Copy the material below, swapping every "staticText" for "label" and leaving everything else unchanged.

####

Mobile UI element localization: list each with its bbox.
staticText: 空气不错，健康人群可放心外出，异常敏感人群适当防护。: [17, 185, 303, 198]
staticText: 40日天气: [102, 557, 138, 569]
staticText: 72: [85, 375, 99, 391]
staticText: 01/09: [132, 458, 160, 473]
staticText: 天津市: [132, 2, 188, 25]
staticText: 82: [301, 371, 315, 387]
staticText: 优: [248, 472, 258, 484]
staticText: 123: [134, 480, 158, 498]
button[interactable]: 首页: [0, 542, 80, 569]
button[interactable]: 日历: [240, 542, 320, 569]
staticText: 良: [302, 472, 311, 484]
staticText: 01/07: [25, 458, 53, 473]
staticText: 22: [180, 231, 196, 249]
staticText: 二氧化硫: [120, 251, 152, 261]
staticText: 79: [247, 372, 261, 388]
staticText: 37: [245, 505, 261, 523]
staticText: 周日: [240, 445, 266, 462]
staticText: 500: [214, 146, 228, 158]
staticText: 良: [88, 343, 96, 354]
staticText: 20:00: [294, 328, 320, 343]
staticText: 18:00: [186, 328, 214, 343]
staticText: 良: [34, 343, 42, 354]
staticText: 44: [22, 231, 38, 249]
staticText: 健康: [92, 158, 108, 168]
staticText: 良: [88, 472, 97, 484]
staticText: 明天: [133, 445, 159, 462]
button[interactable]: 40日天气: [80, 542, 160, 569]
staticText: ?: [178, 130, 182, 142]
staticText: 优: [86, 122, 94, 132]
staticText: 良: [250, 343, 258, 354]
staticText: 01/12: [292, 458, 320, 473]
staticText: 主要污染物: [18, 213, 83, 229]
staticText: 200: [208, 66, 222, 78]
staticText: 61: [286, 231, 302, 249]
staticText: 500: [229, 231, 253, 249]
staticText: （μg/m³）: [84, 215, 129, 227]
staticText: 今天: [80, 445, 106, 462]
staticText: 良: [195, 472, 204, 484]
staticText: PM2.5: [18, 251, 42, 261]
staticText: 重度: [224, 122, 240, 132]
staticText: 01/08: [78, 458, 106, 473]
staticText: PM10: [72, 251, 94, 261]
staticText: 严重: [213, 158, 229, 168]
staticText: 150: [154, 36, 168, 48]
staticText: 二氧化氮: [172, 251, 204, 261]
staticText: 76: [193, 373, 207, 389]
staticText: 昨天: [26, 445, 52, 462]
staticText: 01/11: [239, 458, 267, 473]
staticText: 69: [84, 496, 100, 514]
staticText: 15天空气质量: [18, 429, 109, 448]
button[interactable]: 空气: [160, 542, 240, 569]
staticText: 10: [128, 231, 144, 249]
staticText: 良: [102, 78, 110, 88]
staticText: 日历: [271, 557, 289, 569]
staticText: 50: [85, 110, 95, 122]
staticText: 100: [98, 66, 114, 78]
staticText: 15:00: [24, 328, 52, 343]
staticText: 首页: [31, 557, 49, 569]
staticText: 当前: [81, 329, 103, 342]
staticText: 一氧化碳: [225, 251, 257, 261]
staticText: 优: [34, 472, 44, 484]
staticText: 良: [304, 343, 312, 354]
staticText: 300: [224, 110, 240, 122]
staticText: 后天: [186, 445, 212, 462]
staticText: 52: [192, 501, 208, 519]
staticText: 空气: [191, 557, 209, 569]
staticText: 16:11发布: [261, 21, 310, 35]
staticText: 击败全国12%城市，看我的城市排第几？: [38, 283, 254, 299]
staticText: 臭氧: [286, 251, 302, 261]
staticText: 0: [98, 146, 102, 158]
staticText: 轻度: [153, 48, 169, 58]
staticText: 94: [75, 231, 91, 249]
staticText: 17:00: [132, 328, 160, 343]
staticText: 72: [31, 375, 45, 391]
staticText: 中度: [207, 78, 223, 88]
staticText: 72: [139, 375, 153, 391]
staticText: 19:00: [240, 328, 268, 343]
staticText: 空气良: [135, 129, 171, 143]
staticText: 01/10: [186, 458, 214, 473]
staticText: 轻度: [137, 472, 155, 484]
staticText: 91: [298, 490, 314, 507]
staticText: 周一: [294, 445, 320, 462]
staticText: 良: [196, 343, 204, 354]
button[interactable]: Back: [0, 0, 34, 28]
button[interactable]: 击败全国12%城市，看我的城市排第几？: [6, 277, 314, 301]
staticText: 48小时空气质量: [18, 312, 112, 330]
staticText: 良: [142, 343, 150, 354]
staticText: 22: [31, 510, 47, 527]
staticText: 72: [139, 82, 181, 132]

####

### Completed exercise
Mobile UI element localization: list each with its bbox.
label: 空气不错，健康人群可放心外出，异常敏感人群适当防护。: [17, 185, 303, 198]
label: 40日天气: [102, 557, 138, 569]
label: 72: [85, 375, 99, 391]
label: 01/09: [132, 458, 160, 473]
label: 天津市: [132, 2, 188, 25]
label: 82: [301, 371, 315, 387]
label: 优: [248, 472, 258, 484]
label: 123: [134, 480, 158, 498]
button[interactable]: 首页: [0, 542, 80, 569]
button[interactable]: 日历: [240, 542, 320, 569]
label: 良: [302, 472, 311, 484]
label: 01/07: [25, 458, 53, 473]
label: 22: [180, 231, 196, 249]
label: 二氧化硫: [120, 251, 152, 261]
label: 79: [247, 372, 261, 388]
label: 37: [245, 505, 261, 523]
label: 周日: [240, 445, 266, 462]
label: 500: [214, 146, 228, 158]
label: 良: [88, 343, 96, 354]
label: 20:00: [294, 328, 320, 343]
label: 18:00: [186, 328, 214, 343]
label: 良: [34, 343, 42, 354]
label: 44: [22, 231, 38, 249]
label: 健康: [92, 158, 108, 168]
label: 良: [88, 472, 97, 484]
label: 明天: [133, 445, 159, 462]
button[interactable]: 40日天气: [80, 542, 160, 569]
label: ?: [178, 130, 182, 142]
label: 优: [86, 122, 94, 132]
label: 良: [250, 343, 258, 354]
label: 01/12: [292, 458, 320, 473]
label: 主要污染物: [18, 213, 83, 229]
label: 200: [208, 66, 222, 78]
label: 61: [286, 231, 302, 249]
label: 500: [229, 231, 253, 249]
label: （μg/m³）: [84, 215, 129, 227]
label: 今天: [80, 445, 106, 462]
label: 良: [195, 472, 204, 484]
label: PM2.5: [18, 251, 42, 261]
label: 重度: [224, 122, 240, 132]
label: 01/08: [78, 458, 106, 473]
label: PM10: [72, 251, 94, 261]
label: 严重: [213, 158, 229, 168]
label: 150: [154, 36, 168, 48]
label: 二氧化氮: [172, 251, 204, 261]
label: 76: [193, 373, 207, 389]
label: 昨天: [26, 445, 52, 462]
label: 01/11: [239, 458, 267, 473]
label: 69: [84, 496, 100, 514]
label: 15天空气质量: [18, 429, 109, 448]
button[interactable]: 空气: [160, 542, 240, 569]
label: 10: [128, 231, 144, 249]
label: 良: [102, 78, 110, 88]
label: 日历: [271, 557, 289, 569]
label: 50: [85, 110, 95, 122]
label: 100: [98, 66, 114, 78]
label: 15:00: [24, 328, 52, 343]
label: 首页: [31, 557, 49, 569]
label: 当前: [81, 329, 103, 342]
label: 一氧化碳: [225, 251, 257, 261]
label: 优: [34, 472, 44, 484]
label: 良: [304, 343, 312, 354]
label: 300: [224, 110, 240, 122]
label: 后天: [186, 445, 212, 462]
label: 52: [192, 501, 208, 519]
label: 空气: [191, 557, 209, 569]
label: 16:11发布: [261, 21, 310, 35]
label: 击败全国12%城市，看我的城市排第几？: [38, 283, 254, 299]
label: 臭氧: [286, 251, 302, 261]
label: 0: [98, 146, 102, 158]
label: 轻度: [153, 48, 169, 58]
label: 94: [75, 231, 91, 249]
label: 17:00: [132, 328, 160, 343]
label: 72: [31, 375, 45, 391]
label: 中度: [207, 78, 223, 88]
label: 72: [139, 375, 153, 391]
label: 19:00: [240, 328, 268, 343]
label: 空气良: [135, 129, 171, 143]
label: 01/10: [186, 458, 214, 473]
label: 轻度: [137, 472, 155, 484]
label: 91: [298, 490, 314, 507]
label: 周一: [294, 445, 320, 462]
label: 良: [196, 343, 204, 354]
button[interactable]: Back: [0, 0, 34, 28]
button[interactable]: 击败全国12%城市，看我的城市排第几？: [6, 277, 314, 301]
label: 48小时空气质量: [18, 312, 112, 330]
label: 良: [142, 343, 150, 354]
label: 22: [31, 510, 47, 527]
label: 72: [139, 82, 181, 132]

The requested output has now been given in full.